*Labeled region entries*.
════════════════

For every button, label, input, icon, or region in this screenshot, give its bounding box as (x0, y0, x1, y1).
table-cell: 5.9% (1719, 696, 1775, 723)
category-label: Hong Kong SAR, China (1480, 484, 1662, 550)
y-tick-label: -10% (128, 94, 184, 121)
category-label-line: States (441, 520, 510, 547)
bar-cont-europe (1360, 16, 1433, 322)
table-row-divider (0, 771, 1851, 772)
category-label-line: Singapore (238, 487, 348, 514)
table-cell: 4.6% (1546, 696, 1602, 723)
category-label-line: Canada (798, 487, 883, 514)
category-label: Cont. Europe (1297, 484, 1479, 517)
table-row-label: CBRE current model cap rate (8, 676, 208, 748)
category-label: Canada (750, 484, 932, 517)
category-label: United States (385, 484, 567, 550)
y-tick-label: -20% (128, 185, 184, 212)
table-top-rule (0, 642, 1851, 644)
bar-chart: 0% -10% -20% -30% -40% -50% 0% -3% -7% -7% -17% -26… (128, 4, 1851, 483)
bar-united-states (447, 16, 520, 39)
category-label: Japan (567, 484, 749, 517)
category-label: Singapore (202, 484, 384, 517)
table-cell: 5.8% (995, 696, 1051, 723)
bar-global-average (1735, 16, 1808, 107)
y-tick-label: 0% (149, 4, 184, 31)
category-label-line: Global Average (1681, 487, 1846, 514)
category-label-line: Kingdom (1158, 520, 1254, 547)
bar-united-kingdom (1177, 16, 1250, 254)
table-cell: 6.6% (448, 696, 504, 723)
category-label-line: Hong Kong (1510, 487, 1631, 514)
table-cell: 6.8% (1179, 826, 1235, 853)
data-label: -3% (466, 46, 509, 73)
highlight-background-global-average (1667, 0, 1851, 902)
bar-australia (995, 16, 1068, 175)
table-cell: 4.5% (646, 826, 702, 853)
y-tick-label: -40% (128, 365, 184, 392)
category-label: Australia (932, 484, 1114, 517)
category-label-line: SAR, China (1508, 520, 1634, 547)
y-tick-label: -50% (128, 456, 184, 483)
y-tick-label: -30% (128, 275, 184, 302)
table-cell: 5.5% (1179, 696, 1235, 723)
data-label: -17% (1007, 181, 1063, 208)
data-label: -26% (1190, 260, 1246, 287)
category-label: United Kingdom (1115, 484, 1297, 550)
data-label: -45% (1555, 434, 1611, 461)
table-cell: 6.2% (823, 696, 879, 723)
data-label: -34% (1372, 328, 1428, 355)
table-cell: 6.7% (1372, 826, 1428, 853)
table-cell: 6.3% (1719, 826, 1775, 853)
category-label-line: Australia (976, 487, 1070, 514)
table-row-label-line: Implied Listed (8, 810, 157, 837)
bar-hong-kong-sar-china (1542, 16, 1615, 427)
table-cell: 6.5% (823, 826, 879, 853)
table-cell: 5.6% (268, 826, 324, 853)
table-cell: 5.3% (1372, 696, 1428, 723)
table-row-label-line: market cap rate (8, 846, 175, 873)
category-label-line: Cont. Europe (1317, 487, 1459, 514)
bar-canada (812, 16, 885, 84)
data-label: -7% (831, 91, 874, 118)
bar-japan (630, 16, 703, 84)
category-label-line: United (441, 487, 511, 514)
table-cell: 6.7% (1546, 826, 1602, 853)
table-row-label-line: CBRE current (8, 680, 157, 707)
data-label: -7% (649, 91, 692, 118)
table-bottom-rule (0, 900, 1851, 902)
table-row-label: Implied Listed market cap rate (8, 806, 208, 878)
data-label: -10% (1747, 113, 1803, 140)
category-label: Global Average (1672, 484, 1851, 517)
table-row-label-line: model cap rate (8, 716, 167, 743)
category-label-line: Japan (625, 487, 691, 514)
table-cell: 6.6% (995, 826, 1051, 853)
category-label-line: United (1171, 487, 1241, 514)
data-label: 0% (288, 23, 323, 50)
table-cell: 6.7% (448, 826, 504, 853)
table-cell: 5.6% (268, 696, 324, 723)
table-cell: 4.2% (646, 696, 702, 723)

════════════════

*Work to complete*. Reproduce all of the labeled region entries with "Malaysia" put in place of "Singapore" and everything else left unchanged.

*Exercise output*.
For every button, label, input, icon, or region in this screenshot, give its bounding box as (x0, y0, x1, y1).
table-cell: 5.9% (1719, 696, 1775, 723)
category-label: Hong Kong SAR, China (1480, 484, 1662, 550)
y-tick-label: -10% (128, 94, 184, 121)
category-label-line: States (441, 520, 510, 547)
bar-cont-europe (1360, 16, 1433, 322)
table-row-divider (0, 771, 1851, 772)
category-label-line: Malaysia (238, 487, 348, 514)
table-cell: 4.6% (1546, 696, 1602, 723)
category-label-line: Canada (798, 487, 883, 514)
category-label: Cont. Europe (1297, 484, 1479, 517)
table-row-label: CBRE current model cap rate (8, 676, 208, 748)
category-label: Canada (750, 484, 932, 517)
category-label: United States (385, 484, 567, 550)
y-tick-label: -20% (128, 185, 184, 212)
table-top-rule (0, 642, 1851, 644)
bar-chart: 0% -10% -20% -30% -40% -50% 0% -3% -7% -7% -17% -26… (128, 4, 1851, 483)
bar-united-states (447, 16, 520, 39)
category-label: Japan (567, 484, 749, 517)
category-label: Malaysia (202, 484, 384, 517)
table-cell: 5.8% (995, 696, 1051, 723)
bar-global-average (1735, 16, 1808, 107)
y-tick-label: 0% (149, 4, 184, 31)
category-label-line: Global Average (1681, 487, 1846, 514)
category-label-line: Kingdom (1158, 520, 1254, 547)
bar-united-kingdom (1177, 16, 1250, 254)
table-cell: 6.6% (448, 696, 504, 723)
category-label-line: Hong Kong (1510, 487, 1631, 514)
table-cell: 6.8% (1179, 826, 1235, 853)
data-label: -3% (466, 46, 509, 73)
highlight-background-global-average (1667, 0, 1851, 902)
bar-australia (995, 16, 1068, 175)
table-cell: 4.5% (646, 826, 702, 853)
y-tick-label: -40% (128, 365, 184, 392)
category-label: Australia (932, 484, 1114, 517)
category-label-line: SAR, China (1508, 520, 1634, 547)
y-tick-label: -50% (128, 456, 184, 483)
y-tick-label: -30% (128, 275, 184, 302)
table-cell: 5.5% (1179, 696, 1235, 723)
data-label: -17% (1007, 181, 1063, 208)
data-label: -26% (1190, 260, 1246, 287)
category-label: United Kingdom (1115, 484, 1297, 550)
data-label: -45% (1555, 434, 1611, 461)
table-cell: 6.2% (823, 696, 879, 723)
data-label: -34% (1372, 328, 1428, 355)
table-cell: 6.7% (1372, 826, 1428, 853)
table-cell: 6.3% (1719, 826, 1775, 853)
category-label-line: Australia (976, 487, 1070, 514)
table-row-label-line: Implied Listed (8, 810, 157, 837)
bar-hong-kong-sar-china (1542, 16, 1615, 427)
table-cell: 6.5% (823, 826, 879, 853)
table-cell: 5.6% (268, 826, 324, 853)
table-cell: 5.3% (1372, 696, 1428, 723)
table-row-label-line: market cap rate (8, 846, 175, 873)
category-label-line: Cont. Europe (1317, 487, 1459, 514)
bar-canada (812, 16, 885, 84)
data-label: -7% (831, 91, 874, 118)
bar-japan (630, 16, 703, 84)
category-label-line: United (441, 487, 511, 514)
table-cell: 6.7% (1546, 826, 1602, 853)
table-row-label-line: CBRE current (8, 680, 157, 707)
data-label: -7% (649, 91, 692, 118)
table-bottom-rule (0, 900, 1851, 902)
table-row-label: Implied Listed market cap rate (8, 806, 208, 878)
data-label: -10% (1747, 113, 1803, 140)
category-label: Global Average (1672, 484, 1851, 517)
table-row-label-line: model cap rate (8, 716, 167, 743)
category-label-line: Japan (625, 487, 691, 514)
table-cell: 6.6% (995, 826, 1051, 853)
category-label-line: United (1171, 487, 1241, 514)
data-label: 0% (288, 23, 323, 50)
table-cell: 6.7% (448, 826, 504, 853)
table-cell: 5.6% (268, 696, 324, 723)
table-cell: 4.2% (646, 696, 702, 723)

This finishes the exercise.